___ Text shown ___

Sell it Like Serhant: Book Summary and Review
Sell It Like Serhant: How to Sell More, Earn More, and Become the Ultimate Sales Machine by Ryan Serhant
This is a sales book every real estate agent should read. Learn how to follow up effectively, plan your day, and prospect for new business every day. This book is clearly written with plenty of funny anecdotes and stories that will resonate with both new and growing real estate agents. The takeaways and lessons are not clouded by the entertaining stories as Ryan has clear action steps following each account.
The Review:
This book is written for general sales, however, the lessons and focus are clearly on real estate agents. I won't complain about this, as the task of re-positioning sales books with a deep locus on B2B sales and product selling can be a challenge when we are attempting to think in terms of B2C real estate sales.

___ Data ___

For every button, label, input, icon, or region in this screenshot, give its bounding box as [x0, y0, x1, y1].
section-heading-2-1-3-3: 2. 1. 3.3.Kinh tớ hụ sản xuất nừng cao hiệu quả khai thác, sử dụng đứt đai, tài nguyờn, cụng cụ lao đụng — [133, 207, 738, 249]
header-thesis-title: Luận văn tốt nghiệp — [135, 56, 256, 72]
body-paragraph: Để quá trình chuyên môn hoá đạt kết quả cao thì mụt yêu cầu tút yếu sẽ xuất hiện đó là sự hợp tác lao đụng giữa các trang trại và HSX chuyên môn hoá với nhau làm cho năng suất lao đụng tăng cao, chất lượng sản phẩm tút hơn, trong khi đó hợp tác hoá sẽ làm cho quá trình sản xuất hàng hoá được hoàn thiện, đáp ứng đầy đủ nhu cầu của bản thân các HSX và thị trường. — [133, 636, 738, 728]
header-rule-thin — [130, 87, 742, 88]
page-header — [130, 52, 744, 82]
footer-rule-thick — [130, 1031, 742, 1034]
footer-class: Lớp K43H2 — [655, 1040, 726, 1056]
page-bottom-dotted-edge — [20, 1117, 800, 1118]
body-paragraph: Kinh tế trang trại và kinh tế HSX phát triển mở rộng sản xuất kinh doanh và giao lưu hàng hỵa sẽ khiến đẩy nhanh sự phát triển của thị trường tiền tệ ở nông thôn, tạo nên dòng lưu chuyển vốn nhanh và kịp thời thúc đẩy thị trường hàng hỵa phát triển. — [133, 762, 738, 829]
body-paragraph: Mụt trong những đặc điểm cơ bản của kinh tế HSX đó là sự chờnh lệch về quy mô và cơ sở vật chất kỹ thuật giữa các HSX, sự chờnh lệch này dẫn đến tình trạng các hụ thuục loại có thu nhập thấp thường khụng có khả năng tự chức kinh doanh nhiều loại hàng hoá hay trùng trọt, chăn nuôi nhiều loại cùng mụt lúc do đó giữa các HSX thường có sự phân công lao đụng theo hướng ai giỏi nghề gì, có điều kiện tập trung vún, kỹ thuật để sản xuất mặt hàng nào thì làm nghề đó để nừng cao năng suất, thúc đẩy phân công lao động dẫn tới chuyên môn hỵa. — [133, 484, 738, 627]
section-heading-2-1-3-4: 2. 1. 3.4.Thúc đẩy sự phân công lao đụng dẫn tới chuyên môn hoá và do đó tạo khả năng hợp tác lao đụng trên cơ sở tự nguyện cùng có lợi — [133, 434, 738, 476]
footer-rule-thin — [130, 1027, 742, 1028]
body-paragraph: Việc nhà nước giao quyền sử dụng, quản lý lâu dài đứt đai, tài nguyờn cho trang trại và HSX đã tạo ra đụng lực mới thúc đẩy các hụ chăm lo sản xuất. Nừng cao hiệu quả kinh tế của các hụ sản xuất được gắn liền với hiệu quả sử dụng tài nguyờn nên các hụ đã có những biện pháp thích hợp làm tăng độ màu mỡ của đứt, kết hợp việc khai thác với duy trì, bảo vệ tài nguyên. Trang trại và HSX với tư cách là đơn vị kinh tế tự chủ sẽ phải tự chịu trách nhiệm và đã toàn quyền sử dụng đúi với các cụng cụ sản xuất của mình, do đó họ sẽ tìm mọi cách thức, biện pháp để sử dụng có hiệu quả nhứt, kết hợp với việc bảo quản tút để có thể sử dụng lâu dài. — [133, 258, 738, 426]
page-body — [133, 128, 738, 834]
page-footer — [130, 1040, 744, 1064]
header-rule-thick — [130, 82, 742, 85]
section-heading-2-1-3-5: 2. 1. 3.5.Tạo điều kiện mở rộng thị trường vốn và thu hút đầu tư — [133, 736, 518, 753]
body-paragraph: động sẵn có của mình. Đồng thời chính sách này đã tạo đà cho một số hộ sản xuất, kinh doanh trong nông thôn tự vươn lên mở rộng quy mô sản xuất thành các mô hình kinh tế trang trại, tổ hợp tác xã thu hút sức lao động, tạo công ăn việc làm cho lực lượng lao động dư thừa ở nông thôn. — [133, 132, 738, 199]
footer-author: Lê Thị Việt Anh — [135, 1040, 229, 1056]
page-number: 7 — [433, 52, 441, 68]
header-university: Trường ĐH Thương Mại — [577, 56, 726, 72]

___

• Written task 1: In the review of Sell It Like Serhant, translate this sentence into Spanish: "This is a sales book every real estate agent should read."
• Written task 2: Resume the review of Sell It Like Serhant, starting right after its last sentence.

• Written answer 1: Este es un libro de ventas que todo agente inmobiliario debería leer.

• Written answer 2:
I’m usually skeptical of educational and training books written by celebrities as their path to success can be heavily predicated on their celebrity and not on the skills required to achieve success for the everyday person. Unless the book is about how to become a celebrity! However, Sell It Like Serhant is different as there is some great wisdom for real estate agents who are building their businesses.
What I like:
Clarity: the book is clearly written with a logical structure and actionable advice.
Interesting: not only do you feel as though you are a fly on the wall for Ryan’s conversations, but he also walks you through the thought process in his decision making.
Entertaining: this is an office read or a beach read. It will have you learning and laughing at the same time.
What Could Have Been Improved:
Deeper: the book is entertaining, however, I would have liked a more extensive exploration of sales concepts as they relate to his business. The takeaways are present but it’s missing some depth.
Relatable: the beginning of the book has relatable stories for the growing real estate agent, and would strengthen the learnings if these later stories could be put in terms of the everyday real estate agent as well.
Rev Real Estate School Rating: ⭐️⭐️⭐️(3/5)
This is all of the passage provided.